======== Dataset content
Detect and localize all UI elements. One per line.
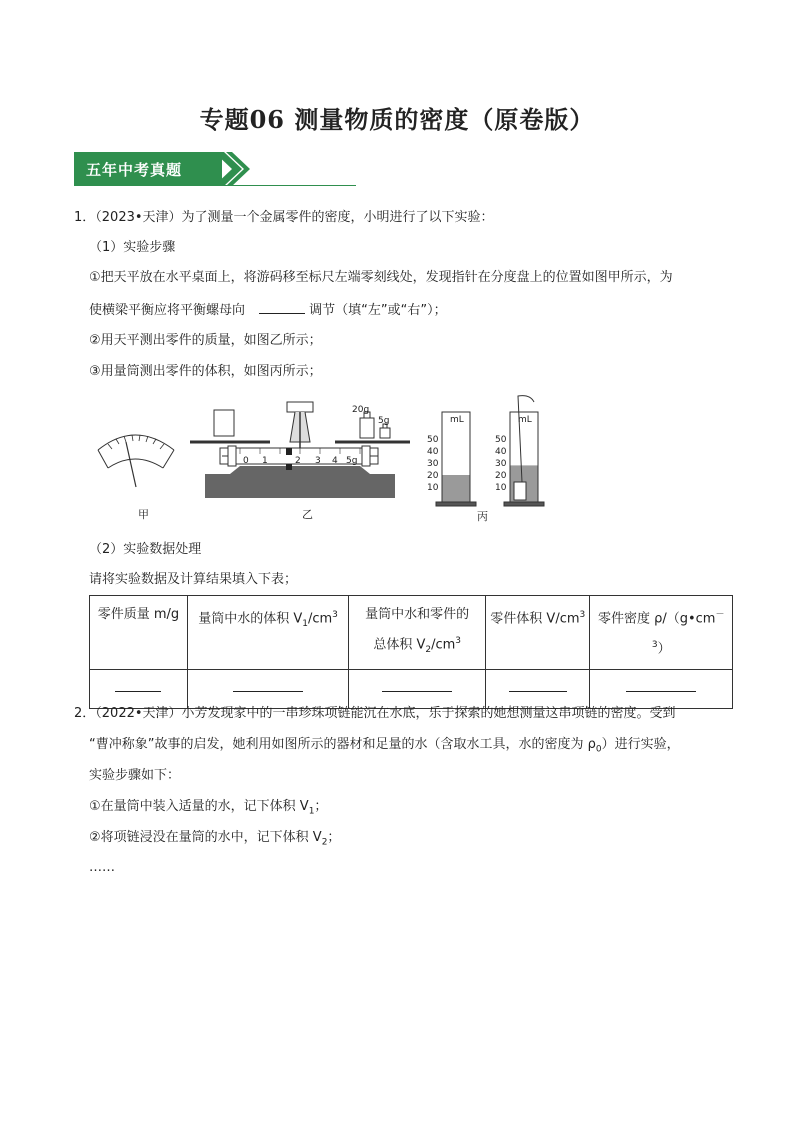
table-header-row — [90, 596, 733, 670]
cylinder-1-water — [442, 475, 470, 502]
section-banner — [74, 152, 254, 186]
weight-label: 5g — [378, 416, 390, 426]
cylinder-tick: 10 — [495, 483, 507, 493]
answer-blank[interactable] — [259, 299, 305, 314]
figure-label-jia: 甲 — [138, 508, 149, 521]
q1-header: 1．（2023•天津）为了测量一个金属零件的密度，小明进行了以下实验： — [74, 210, 494, 225]
scale-tick: 3 — [315, 456, 321, 466]
q1-step1b — [89, 299, 447, 321]
q2-line2: “曹冲称象”故事的启发，她利用如图所示的器材和足量的水（含取水工具，水的密度为 $\rho_0$）进行实验， — [89, 737, 680, 755]
banner-stripes — [214, 152, 254, 186]
q2-line3: 实验步骤如下： — [89, 768, 181, 783]
weight-label: 20g — [352, 405, 370, 415]
banner-title: 五年中考真题 — [86, 161, 183, 179]
cylinder-tick: 30 — [495, 459, 507, 469]
table-header-cell: 量筒中水和零件的 总体积 $V_2/cm^3$ — [349, 596, 486, 670]
answer-blank[interactable] — [509, 677, 567, 692]
q2-step1: ①在量筒中装入适量的水，记下体积 $V_1$； — [89, 799, 328, 817]
cylinder-tick: 10 — [427, 483, 439, 493]
scale-tick: 1 — [262, 456, 268, 466]
table-cell — [486, 669, 590, 708]
table-header-cell: 零件密度 $\rho/(g•cm^{-3})$ — [590, 596, 733, 670]
answer-blank[interactable] — [382, 677, 452, 692]
q1-step1a: ①把天平放在水平桌面上，将游码移至标尺左端零刻线处，发现指针在分度盘上的位置如图甲所示，为 — [89, 270, 673, 285]
experiment-figures — [90, 392, 560, 527]
table-row — [90, 669, 733, 708]
table-cell — [187, 669, 348, 708]
page-title: 专题06 测量物质的密度（原卷版） — [199, 105, 595, 134]
scale-tick: 2 — [295, 456, 301, 466]
answer-blank[interactable] — [626, 677, 696, 692]
cylinder-figure — [436, 396, 544, 506]
cylinder-tick: 40 — [427, 447, 439, 457]
figure-label-bing: 丙 — [477, 510, 488, 523]
banner-underline — [74, 185, 356, 186]
answer-blank[interactable] — [115, 677, 161, 692]
cylinder-tick: 20 — [427, 471, 439, 481]
q1-part2: （2）实验数据处理 — [89, 542, 202, 557]
cylinder-unit: mL — [450, 415, 464, 425]
scale-tick: 4 — [332, 456, 338, 466]
cylinder-unit: mL — [518, 415, 532, 425]
cylinder-tick: 20 — [495, 471, 507, 481]
dial-figure — [98, 435, 174, 487]
cylinder-tick: 50 — [427, 435, 439, 445]
figure-label-yi: 乙 — [302, 508, 313, 521]
table-cell — [349, 669, 486, 708]
table-header-cell: 量筒中水的体积 $V_1/cm^3$ — [187, 596, 348, 670]
cylinder-tick: 50 — [495, 435, 507, 445]
q2-ellipsis: …… — [89, 860, 115, 875]
data-table — [89, 595, 733, 709]
scale-tick: 0 — [243, 456, 249, 466]
table-header-cell: 零件体积 $V/cm^3$ — [486, 596, 590, 670]
q2-step2: ②将项链浸没在量筒的水中，记下体积 $V_2$； — [89, 830, 341, 848]
q1-step2: ②用天平测出零件的质量，如图乙所示； — [89, 333, 322, 348]
q1-step1b-pre: 使横梁平衡应将平衡螺母向 — [89, 303, 246, 318]
answer-blank[interactable] — [233, 677, 303, 692]
cylinder-tick: 30 — [427, 459, 439, 469]
q2-header: 2．（2022•天津）小芳发现家中的一串珍珠项链能沉在水底，乐于探索的她想测量这串项链的密度。受到 — [74, 706, 676, 721]
table-header-cell: 零件质量 m/g — [90, 596, 188, 670]
q1-part1: （1）实验步骤 — [89, 240, 176, 255]
q1-step3: ③用量筒测出零件的体积，如图丙所示； — [89, 364, 322, 379]
table-cell — [90, 669, 188, 708]
metal-part — [514, 482, 526, 500]
q1-step1b-post: 调节（填“左”或“右”）； — [309, 303, 447, 318]
scale-tick: 5g — [346, 456, 358, 466]
q1-table-intro: 请将实验数据及计算结果填入下表； — [89, 572, 298, 587]
table-cell — [590, 669, 733, 708]
balance-figure — [190, 402, 410, 498]
cylinder-tick: 40 — [495, 447, 507, 457]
================
Task statement =>
How many lines in the records contain the string "title"? Matches must have the same case.

Exercise output =>
2